- DIRECTIONS -
Extract the entries in their exact form.

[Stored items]

(begin)

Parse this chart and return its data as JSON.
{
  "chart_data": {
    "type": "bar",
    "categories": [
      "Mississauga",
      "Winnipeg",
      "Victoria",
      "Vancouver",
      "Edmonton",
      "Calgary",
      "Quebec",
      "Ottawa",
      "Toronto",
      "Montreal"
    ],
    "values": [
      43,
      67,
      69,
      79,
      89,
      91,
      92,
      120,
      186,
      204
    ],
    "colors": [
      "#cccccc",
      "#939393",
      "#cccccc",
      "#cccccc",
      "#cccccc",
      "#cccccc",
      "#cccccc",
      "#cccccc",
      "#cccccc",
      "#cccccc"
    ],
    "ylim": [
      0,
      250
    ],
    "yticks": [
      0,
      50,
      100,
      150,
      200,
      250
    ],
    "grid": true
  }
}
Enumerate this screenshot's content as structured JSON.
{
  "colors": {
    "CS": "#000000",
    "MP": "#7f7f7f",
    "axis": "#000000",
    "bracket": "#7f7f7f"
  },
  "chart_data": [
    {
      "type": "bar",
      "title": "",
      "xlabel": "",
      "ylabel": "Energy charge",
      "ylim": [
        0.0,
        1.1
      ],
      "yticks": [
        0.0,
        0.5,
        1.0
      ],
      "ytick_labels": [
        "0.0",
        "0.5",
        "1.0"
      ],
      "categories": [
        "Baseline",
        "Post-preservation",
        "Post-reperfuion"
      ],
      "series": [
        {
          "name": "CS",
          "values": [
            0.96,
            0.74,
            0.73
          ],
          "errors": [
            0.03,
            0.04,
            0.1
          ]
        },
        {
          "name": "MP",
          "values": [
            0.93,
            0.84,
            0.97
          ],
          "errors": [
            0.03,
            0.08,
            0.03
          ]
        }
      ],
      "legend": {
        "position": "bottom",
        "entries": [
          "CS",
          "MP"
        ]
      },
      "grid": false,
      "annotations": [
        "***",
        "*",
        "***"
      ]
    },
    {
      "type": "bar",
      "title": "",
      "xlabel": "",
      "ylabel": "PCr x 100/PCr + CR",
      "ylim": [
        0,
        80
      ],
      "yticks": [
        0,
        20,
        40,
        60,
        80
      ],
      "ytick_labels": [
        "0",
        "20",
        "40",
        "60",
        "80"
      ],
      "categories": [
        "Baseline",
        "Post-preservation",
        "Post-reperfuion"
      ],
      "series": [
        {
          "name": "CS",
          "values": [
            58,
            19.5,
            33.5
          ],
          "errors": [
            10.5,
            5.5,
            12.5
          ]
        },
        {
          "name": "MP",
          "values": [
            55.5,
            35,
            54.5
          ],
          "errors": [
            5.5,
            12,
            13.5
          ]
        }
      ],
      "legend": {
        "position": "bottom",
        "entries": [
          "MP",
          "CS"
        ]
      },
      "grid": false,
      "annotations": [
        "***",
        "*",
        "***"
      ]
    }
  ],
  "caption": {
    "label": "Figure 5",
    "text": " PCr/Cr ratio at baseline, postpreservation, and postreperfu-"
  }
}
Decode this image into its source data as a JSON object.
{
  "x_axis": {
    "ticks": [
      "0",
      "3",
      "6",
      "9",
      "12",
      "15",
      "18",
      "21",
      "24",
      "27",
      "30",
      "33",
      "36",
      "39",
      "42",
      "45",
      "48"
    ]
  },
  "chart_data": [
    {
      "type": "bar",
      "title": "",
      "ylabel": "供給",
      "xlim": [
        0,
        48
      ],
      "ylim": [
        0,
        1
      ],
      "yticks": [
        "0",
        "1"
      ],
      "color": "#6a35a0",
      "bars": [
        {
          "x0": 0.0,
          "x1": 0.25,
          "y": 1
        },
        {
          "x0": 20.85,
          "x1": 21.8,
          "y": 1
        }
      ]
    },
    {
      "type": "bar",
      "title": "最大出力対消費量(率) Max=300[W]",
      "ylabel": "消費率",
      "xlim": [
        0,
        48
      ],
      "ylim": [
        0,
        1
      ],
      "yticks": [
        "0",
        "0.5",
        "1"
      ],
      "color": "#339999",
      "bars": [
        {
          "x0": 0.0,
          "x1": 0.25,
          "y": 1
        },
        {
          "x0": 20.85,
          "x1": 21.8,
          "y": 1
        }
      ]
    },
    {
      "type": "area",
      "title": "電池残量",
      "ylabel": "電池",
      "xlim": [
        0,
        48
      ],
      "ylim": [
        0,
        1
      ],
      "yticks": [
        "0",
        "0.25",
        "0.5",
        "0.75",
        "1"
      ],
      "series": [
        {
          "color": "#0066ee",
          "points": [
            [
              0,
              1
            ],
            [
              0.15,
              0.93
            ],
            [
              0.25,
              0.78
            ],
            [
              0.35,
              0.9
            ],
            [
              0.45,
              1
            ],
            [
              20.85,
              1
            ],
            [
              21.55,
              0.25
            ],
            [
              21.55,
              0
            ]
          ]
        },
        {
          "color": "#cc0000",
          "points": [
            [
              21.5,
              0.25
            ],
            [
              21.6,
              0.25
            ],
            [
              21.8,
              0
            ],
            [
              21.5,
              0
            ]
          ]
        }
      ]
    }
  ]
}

(end)

- FULL SOLUTION -
Parse this chart and return its data as JSON.
{
  "chart_data": {
    "type": "bar",
    "categories": [
      "Mississauga",
      "Winnipeg",
      "Victoria",
      "Vancouver",
      "Edmonton",
      "Calgary",
      "Quebec",
      "Ottawa",
      "Toronto",
      "Montreal"
    ],
    "values": [
      43,
      67,
      69,
      79,
      89,
      91,
      92,
      120,
      186,
      204
    ],
    "colors": [
      "#cccccc",
      "#939393",
      "#cccccc",
      "#cccccc",
      "#cccccc",
      "#cccccc",
      "#cccccc",
      "#cccccc",
      "#cccccc",
      "#cccccc"
    ],
    "ylim": [
      0,
      250
    ],
    "yticks": [
      0,
      50,
      100,
      150,
      200,
      250
    ],
    "grid": true
  }
}
Enumerate this screenshot's content as structured JSON.
{
  "colors": {
    "CS": "#000000",
    "MP": "#7f7f7f",
    "axis": "#000000",
    "bracket": "#7f7f7f"
  },
  "chart_data": [
    {
      "type": "bar",
      "title": "",
      "xlabel": "",
      "ylabel": "Energy charge",
      "ylim": [
        0.0,
        1.1
      ],
      "yticks": [
        0.0,
        0.5,
        1.0
      ],
      "ytick_labels": [
        "0.0",
        "0.5",
        "1.0"
      ],
      "categories": [
        "Baseline",
        "Post-preservation",
        "Post-reperfuion"
      ],
      "series": [
        {
          "name": "CS",
          "values": [
            0.96,
            0.74,
            0.73
          ],
          "errors": [
            0.03,
            0.04,
            0.1
          ]
        },
        {
          "name": "MP",
          "values": [
            0.93,
            0.84,
            0.97
          ],
          "errors": [
            0.03,
            0.08,
            0.03
          ]
        }
      ],
      "legend": {
        "position": "bottom",
        "entries": [
          "CS",
          "MP"
        ]
      },
      "grid": false,
      "annotations": [
        "***",
        "*",
        "***"
      ]
    },
    {
      "type": "bar",
      "title": "",
      "xlabel": "",
      "ylabel": "PCr x 100/PCr + CR",
      "ylim": [
        0,
        80
      ],
      "yticks": [
        0,
        20,
        40,
        60,
        80
      ],
      "ytick_labels": [
        "0",
        "20",
        "40",
        "60",
        "80"
      ],
      "categories": [
        "Baseline",
        "Post-preservation",
        "Post-reperfuion"
      ],
      "series": [
        {
          "name": "CS",
          "values": [
            58,
            19.5,
            33.5
          ],
          "errors": [
            10.5,
            5.5,
            12.5
          ]
        },
        {
          "name": "MP",
          "values": [
            55.5,
            35,
            54.5
          ],
          "errors": [
            5.5,
            12,
            13.5
          ]
        }
      ],
      "legend": {
        "position": "bottom",
        "entries": [
          "MP",
          "CS"
        ]
      },
      "grid": false,
      "annotations": [
        "***",
        "*",
        "***"
      ]
    }
  ],
  "caption": {
    "label": "Figure 5",
    "text": " PCr/Cr ratio at baseline, postpreservation, and postreperfu-"
  }
}
Decode this image into its source data as a JSON object.
{
  "x_axis": {
    "ticks": [
      "0",
      "3",
      "6",
      "9",
      "12",
      "15",
      "18",
      "21",
      "24",
      "27",
      "30",
      "33",
      "36",
      "39",
      "42",
      "45",
      "48"
    ]
  },
  "chart_data": [
    {
      "type": "bar",
      "title": "",
      "ylabel": "供給",
      "xlim": [
        0,
        48
      ],
      "ylim": [
        0,
        1
      ],
      "yticks": [
        "0",
        "1"
      ],
      "color": "#6a35a0",
      "bars": [
        {
          "x0": 0.0,
          "x1": 0.25,
          "y": 1
        },
        {
          "x0": 20.85,
          "x1": 21.8,
          "y": 1
        }
      ]
    },
    {
      "type": "bar",
      "title": "最大出力対消費量(率) Max=300[W]",
      "ylabel": "消費率",
      "xlim": [
        0,
        48
      ],
      "ylim": [
        0,
        1
      ],
      "yticks": [
        "0",
        "0.5",
        "1"
      ],
      "color": "#339999",
      "bars": [
        {
          "x0": 0.0,
          "x1": 0.25,
          "y": 1
        },
        {
          "x0": 20.85,
          "x1": 21.8,
          "y": 1
        }
      ]
    },
    {
      "type": "area",
      "title": "電池残量",
      "ylabel": "電池",
      "xlim": [
        0,
        48
      ],
      "ylim": [
        0,
        1
      ],
      "yticks": [
        "0",
        "0.25",
        "0.5",
        "0.75",
        "1"
      ],
      "series": [
        {
          "color": "#0066ee",
          "points": [
            [
              0,
              1
            ],
            [
              0.15,
              0.93
            ],
            [
              0.25,
              0.78
            ],
            [
              0.35,
              0.9
            ],
            [
              0.45,
              1
            ],
            [
              20.85,
              1
            ],
            [
              21.55,
              0.25
            ],
            [
              21.55,
              0
            ]
          ]
        },
        {
          "color": "#cc0000",
          "points": [
            [
              21.5,
              0.25
            ],
            [
              21.6,
              0.25
            ],
            [
              21.8,
              0
            ],
            [
              21.5,
              0
            ]
          ]
        }
      ]
    }
  ]
}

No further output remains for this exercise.